## START RECORDS FOR THE EXERCISE
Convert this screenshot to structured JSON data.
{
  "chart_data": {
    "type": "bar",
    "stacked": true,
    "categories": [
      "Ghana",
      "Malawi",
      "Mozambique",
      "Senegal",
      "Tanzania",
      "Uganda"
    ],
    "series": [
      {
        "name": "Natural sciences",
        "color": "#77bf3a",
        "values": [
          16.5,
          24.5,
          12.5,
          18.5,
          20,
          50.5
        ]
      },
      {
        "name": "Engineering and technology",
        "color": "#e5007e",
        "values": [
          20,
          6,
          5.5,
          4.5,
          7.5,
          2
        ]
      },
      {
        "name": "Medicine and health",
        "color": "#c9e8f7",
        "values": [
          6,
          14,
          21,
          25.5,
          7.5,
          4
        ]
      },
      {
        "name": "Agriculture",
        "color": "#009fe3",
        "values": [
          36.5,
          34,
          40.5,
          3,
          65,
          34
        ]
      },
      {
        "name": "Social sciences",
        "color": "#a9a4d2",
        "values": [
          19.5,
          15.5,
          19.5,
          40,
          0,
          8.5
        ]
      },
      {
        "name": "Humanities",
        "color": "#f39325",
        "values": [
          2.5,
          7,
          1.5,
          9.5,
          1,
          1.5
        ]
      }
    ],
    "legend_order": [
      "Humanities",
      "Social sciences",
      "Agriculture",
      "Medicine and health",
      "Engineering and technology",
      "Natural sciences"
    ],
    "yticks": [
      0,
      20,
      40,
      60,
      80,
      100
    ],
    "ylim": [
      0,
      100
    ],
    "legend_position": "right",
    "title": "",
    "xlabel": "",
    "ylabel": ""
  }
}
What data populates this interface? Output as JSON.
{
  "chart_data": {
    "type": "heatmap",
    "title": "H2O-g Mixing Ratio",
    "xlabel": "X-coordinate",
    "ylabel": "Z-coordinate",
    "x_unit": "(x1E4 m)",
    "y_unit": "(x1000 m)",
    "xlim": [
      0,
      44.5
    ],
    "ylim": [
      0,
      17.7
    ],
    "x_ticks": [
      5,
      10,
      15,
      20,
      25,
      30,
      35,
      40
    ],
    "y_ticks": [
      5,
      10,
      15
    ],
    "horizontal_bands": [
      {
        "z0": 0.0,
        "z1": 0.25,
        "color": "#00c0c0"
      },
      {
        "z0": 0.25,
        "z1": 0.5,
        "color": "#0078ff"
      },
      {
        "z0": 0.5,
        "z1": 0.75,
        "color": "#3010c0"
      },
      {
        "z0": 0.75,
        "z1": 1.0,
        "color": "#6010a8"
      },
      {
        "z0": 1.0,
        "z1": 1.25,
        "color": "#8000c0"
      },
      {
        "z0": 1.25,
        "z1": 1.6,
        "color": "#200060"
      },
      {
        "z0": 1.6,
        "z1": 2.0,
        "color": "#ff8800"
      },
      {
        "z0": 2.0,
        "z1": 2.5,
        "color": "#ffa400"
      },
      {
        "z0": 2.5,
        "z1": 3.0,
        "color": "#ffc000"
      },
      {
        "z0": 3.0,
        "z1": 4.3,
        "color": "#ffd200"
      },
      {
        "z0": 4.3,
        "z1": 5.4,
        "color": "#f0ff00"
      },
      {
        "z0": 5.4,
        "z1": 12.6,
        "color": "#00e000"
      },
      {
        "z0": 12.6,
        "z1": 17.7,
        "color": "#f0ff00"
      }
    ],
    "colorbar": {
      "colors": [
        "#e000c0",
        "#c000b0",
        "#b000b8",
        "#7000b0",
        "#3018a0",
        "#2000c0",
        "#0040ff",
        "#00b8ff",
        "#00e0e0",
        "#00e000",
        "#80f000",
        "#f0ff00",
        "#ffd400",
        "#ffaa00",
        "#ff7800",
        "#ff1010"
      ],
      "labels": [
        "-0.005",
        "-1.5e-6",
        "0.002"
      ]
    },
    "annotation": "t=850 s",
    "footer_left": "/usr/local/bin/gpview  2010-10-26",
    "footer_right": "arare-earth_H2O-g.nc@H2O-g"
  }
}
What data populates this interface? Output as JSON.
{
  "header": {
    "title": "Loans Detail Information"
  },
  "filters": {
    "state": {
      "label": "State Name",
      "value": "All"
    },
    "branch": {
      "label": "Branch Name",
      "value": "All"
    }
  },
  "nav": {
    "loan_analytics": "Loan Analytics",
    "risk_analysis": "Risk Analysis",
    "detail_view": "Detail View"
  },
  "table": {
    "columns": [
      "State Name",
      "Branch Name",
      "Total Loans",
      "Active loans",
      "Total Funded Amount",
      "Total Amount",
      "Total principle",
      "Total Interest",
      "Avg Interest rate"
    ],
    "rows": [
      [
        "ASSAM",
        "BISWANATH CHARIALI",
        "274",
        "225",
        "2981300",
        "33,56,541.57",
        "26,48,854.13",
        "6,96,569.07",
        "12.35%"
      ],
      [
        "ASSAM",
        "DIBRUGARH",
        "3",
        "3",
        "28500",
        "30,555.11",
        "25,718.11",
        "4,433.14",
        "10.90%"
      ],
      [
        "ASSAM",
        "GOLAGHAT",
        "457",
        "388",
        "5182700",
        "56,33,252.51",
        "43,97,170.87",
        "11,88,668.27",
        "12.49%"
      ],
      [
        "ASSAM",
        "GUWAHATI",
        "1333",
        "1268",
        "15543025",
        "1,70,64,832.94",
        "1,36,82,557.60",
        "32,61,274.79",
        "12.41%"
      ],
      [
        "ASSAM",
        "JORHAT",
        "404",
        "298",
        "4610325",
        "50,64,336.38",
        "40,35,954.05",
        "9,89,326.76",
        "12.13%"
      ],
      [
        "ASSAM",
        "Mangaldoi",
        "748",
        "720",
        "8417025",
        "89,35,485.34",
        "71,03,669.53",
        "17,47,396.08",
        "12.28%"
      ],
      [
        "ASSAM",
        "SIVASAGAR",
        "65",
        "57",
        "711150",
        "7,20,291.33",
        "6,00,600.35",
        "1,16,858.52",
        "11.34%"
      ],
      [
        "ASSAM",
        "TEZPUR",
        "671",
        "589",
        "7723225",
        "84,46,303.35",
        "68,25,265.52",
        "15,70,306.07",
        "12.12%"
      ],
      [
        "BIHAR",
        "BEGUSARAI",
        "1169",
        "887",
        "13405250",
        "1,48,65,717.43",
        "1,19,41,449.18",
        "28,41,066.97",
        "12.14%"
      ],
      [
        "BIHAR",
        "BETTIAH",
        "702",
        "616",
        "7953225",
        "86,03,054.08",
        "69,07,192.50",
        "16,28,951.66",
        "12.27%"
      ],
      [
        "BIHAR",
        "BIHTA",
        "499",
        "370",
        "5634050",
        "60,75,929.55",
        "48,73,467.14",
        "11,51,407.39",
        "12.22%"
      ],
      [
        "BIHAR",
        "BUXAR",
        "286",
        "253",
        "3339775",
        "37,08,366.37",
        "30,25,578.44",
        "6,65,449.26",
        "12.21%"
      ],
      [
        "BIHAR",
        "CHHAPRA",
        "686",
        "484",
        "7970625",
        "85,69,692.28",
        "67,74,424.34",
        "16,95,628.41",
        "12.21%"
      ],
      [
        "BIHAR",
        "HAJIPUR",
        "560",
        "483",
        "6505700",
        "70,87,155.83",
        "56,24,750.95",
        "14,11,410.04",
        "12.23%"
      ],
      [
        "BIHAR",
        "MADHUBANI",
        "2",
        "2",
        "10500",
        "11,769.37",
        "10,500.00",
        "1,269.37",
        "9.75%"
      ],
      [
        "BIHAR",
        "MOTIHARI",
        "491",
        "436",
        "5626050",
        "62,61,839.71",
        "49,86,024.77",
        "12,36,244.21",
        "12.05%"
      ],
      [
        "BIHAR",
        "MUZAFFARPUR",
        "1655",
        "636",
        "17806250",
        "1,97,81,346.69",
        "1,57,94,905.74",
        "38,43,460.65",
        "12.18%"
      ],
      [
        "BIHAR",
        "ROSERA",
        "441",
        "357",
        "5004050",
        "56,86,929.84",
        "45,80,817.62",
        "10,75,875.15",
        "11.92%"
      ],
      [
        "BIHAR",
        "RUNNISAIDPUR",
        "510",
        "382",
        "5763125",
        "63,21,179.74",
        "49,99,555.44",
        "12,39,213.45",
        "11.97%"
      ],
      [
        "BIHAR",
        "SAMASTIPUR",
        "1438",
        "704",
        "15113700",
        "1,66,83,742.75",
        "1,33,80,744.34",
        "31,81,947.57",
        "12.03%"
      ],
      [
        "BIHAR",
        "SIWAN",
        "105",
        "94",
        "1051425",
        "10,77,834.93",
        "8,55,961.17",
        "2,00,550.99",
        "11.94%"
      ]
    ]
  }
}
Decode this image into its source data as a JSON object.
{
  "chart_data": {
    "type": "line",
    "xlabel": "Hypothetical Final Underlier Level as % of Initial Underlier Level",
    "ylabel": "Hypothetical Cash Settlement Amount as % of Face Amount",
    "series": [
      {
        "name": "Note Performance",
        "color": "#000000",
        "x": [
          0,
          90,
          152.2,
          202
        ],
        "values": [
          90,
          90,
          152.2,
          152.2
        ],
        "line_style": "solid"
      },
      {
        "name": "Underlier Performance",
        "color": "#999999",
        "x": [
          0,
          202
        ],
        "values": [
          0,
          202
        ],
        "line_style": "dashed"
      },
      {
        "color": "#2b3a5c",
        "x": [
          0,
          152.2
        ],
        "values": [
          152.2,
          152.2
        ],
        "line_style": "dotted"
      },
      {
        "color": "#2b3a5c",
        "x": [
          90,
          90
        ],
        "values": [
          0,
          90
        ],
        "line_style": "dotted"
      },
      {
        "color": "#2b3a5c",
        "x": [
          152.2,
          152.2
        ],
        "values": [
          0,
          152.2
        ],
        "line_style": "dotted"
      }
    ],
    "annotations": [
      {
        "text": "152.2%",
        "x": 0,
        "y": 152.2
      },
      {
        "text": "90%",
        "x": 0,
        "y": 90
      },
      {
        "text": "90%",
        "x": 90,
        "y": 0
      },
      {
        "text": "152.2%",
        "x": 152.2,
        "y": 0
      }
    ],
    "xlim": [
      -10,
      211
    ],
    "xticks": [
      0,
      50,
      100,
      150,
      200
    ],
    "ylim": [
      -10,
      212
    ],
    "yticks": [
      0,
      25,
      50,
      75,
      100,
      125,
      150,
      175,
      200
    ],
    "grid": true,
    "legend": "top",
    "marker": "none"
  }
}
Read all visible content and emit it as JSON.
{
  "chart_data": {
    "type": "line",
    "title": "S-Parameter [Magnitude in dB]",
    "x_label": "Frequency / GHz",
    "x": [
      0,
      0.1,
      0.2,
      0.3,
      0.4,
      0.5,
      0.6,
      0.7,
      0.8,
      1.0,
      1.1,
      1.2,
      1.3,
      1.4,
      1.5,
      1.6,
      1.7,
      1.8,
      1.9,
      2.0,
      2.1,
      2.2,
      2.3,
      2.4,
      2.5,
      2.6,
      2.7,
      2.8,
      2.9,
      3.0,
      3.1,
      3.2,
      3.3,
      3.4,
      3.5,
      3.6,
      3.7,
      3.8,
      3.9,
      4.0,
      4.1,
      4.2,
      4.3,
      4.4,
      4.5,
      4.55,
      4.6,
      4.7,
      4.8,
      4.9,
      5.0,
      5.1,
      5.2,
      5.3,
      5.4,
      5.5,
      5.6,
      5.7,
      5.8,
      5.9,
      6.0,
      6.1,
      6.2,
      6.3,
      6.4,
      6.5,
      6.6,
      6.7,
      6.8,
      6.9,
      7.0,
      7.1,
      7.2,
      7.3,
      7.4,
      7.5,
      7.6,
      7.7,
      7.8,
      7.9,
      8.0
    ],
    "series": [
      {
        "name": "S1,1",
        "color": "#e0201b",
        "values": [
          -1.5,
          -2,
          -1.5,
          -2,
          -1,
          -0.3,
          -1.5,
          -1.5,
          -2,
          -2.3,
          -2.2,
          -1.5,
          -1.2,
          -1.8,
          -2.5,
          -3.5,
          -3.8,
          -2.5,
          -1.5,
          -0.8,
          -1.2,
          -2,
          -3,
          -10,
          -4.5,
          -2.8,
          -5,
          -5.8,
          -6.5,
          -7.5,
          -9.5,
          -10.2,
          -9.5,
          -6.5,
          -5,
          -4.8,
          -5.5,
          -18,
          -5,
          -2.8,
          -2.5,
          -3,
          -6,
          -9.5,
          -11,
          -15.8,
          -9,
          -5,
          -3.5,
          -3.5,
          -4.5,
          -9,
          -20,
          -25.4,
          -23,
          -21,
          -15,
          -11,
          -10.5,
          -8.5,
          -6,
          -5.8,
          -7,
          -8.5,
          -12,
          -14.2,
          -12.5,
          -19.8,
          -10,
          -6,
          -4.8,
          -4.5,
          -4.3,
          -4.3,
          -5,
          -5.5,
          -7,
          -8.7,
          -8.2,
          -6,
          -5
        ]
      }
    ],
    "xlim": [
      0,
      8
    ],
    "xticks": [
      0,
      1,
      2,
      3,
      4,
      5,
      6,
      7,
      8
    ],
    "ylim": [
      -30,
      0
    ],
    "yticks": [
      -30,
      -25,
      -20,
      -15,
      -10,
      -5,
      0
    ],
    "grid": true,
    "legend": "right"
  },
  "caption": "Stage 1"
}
## END RECORDS FOR THE EXERCISE
TO DO >> Search the lines for the string "Performance" and copy every line that has it.

RESULT FOR THIS TASK >>
        "name": "Note Performance",
        "name": "Underlier Performance",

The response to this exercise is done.